Exercise aim: Reproduce the stretch of the data from the line containing "- rendered-photo: [0, 0, 1920, 1080]" through the end of the data, changing nothing.

Dataset entries:
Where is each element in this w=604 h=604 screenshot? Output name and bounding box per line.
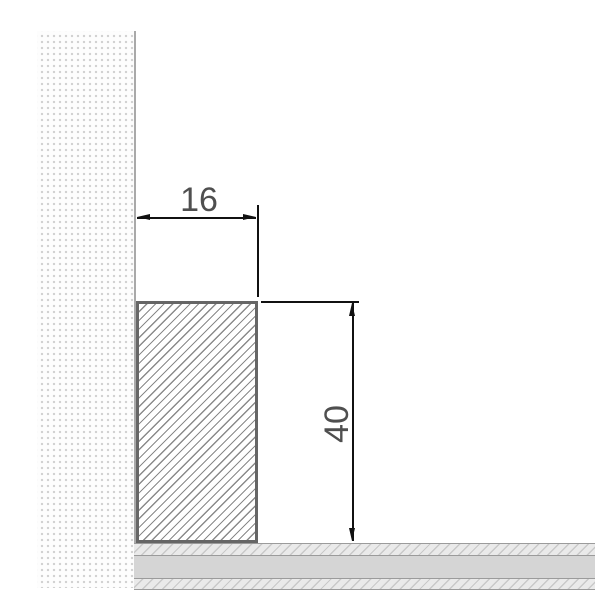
arrowhead-right-icon	[243, 214, 256, 220]
dimension-height-value: 40	[320, 394, 354, 454]
wall-section	[37, 31, 136, 588]
arrowhead-up-icon	[349, 303, 355, 316]
dimension-width-value: 16	[169, 183, 229, 217]
floor-layer-middle-solid	[134, 556, 595, 578]
floor-layer-bottom-hatched	[134, 578, 595, 590]
extension-line-vertical	[257, 205, 259, 297]
floor-layer-top-hatched	[134, 543, 595, 556]
arrowhead-left-icon	[137, 214, 150, 220]
arrowhead-down-icon	[349, 528, 355, 541]
extension-line-horizontal	[261, 301, 359, 303]
profile-cross-section	[136, 301, 258, 543]
technical-drawing-canvas: 16 40	[0, 0, 604, 604]
floor-section	[134, 543, 595, 590]
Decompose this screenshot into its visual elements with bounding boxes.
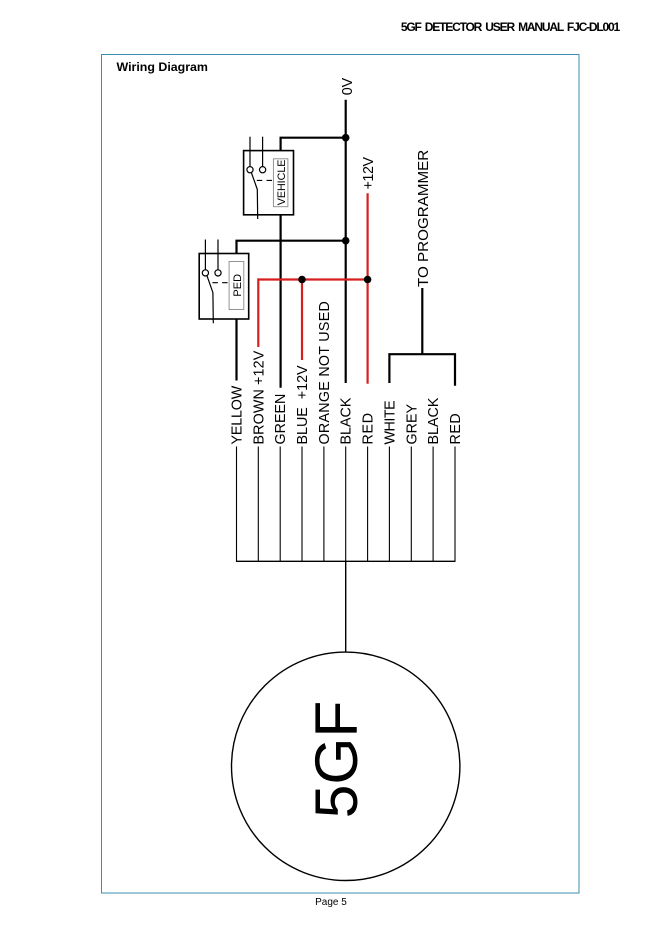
svg-text:5GF: 5GF [302, 701, 370, 819]
svg-text:GREY: GREY [404, 404, 420, 445]
svg-text:Page 5: Page 5 [315, 897, 347, 908]
svg-text:TO PROGRAMMER: TO PROGRAMMER [415, 150, 432, 287]
svg-text:BLACK: BLACK [426, 397, 442, 444]
svg-text:GREEN: GREEN [273, 394, 289, 445]
svg-text:YELLOW: YELLOW [230, 385, 246, 444]
svg-text:BLUE +12V: BLUE +12V [295, 365, 311, 445]
svg-text:0V: 0V [340, 77, 356, 95]
svg-text:ORANGE NOT USED: ORANGE NOT USED [317, 301, 333, 445]
svg-text:VEHICLE: VEHICLE [276, 160, 288, 206]
svg-text:WHITE: WHITE [382, 401, 398, 445]
svg-text:RED: RED [361, 412, 377, 444]
svg-text:+12V: +12V [361, 157, 377, 190]
svg-text:BROWN +12V: BROWN +12V [251, 350, 267, 444]
svg-text:BLACK: BLACK [339, 397, 355, 444]
svg-text:PED: PED [232, 274, 244, 297]
svg-text:Wiring Diagram: Wiring Diagram [117, 60, 208, 74]
svg-text:RED: RED [448, 413, 464, 445]
svg-text:5GF DETECTOR USER MANUAL FJC-D: 5GF DETECTOR USER MANUAL FJC-DL001 [401, 20, 621, 34]
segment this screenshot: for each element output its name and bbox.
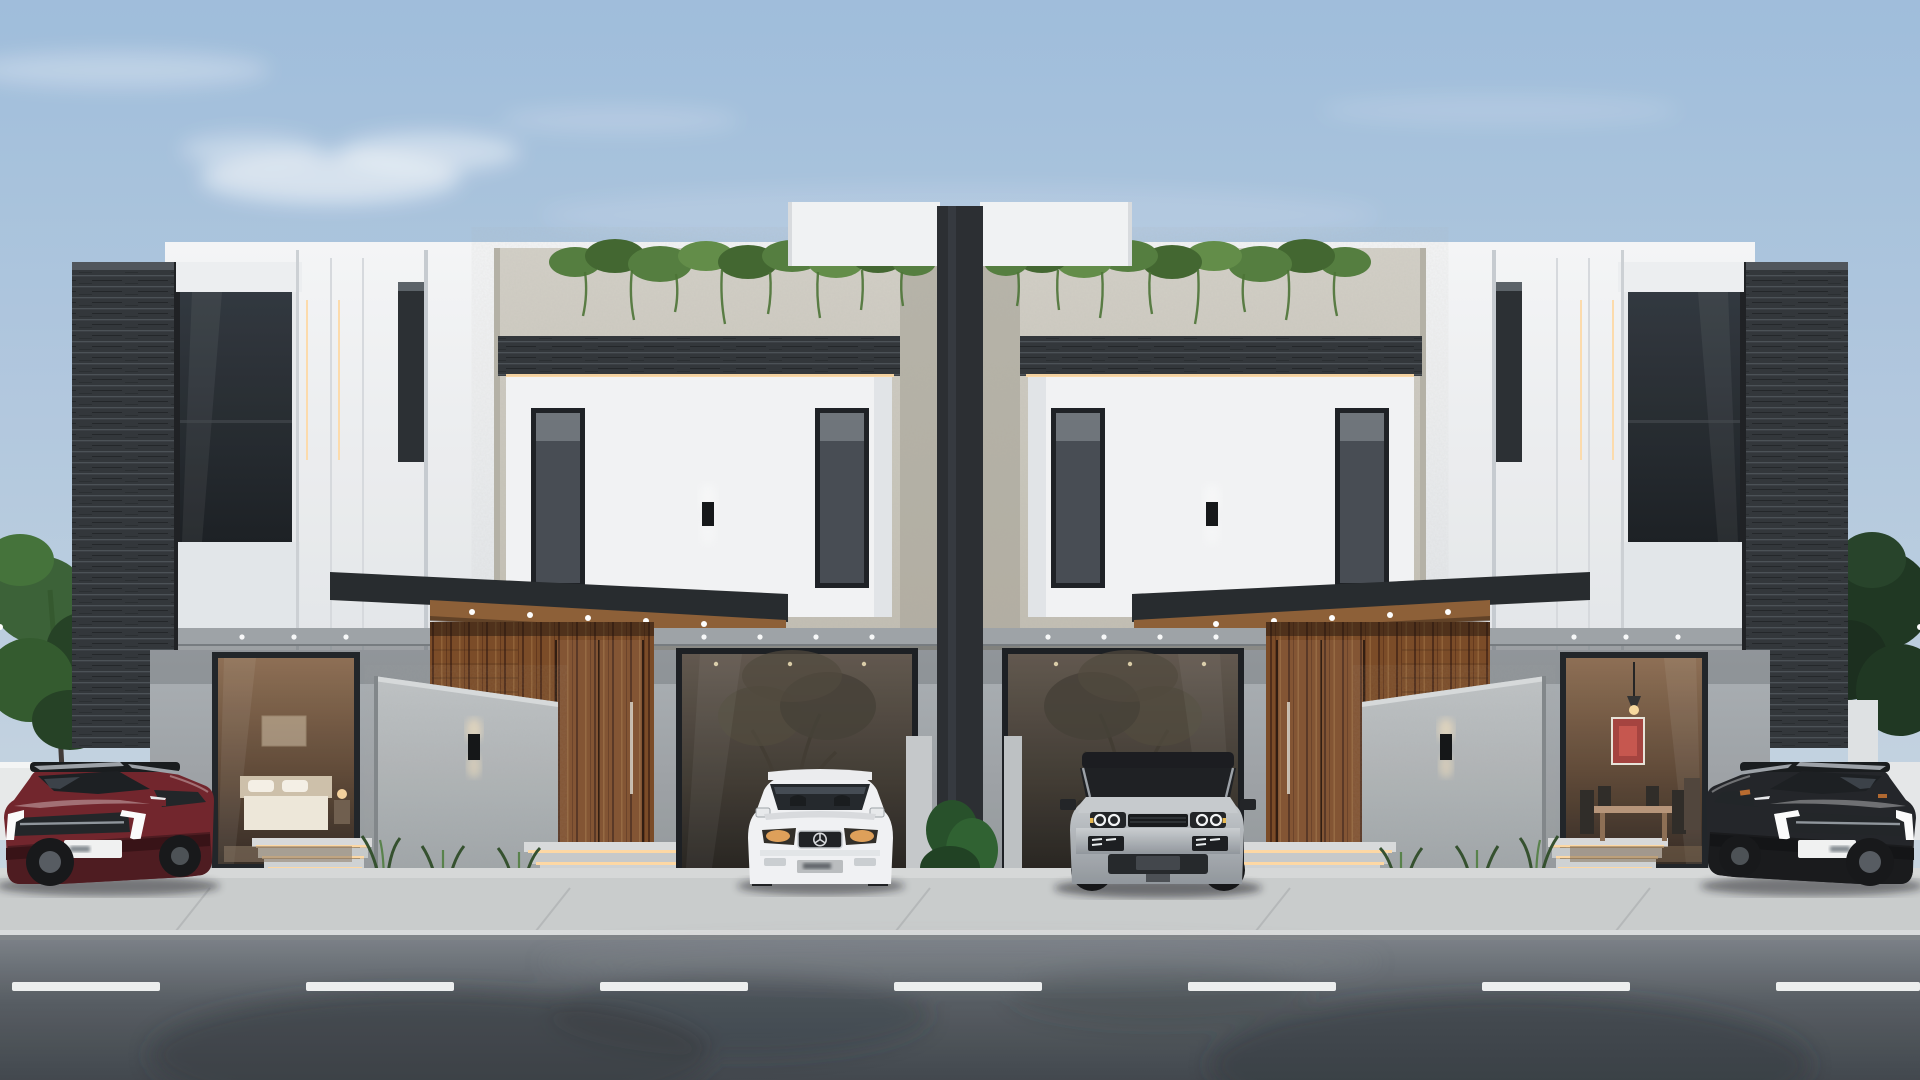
- rendered-photo: [0, 0, 1920, 1080]
- scene-svg: [0, 0, 1920, 1080]
- haze-overlay: [0, 0, 1920, 1080]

Exercise result:
- rendered-photo: [0, 0, 1920, 1080]
- scene-svg: [0, 0, 1920, 1080]
- haze-overlay: [0, 0, 1920, 1080]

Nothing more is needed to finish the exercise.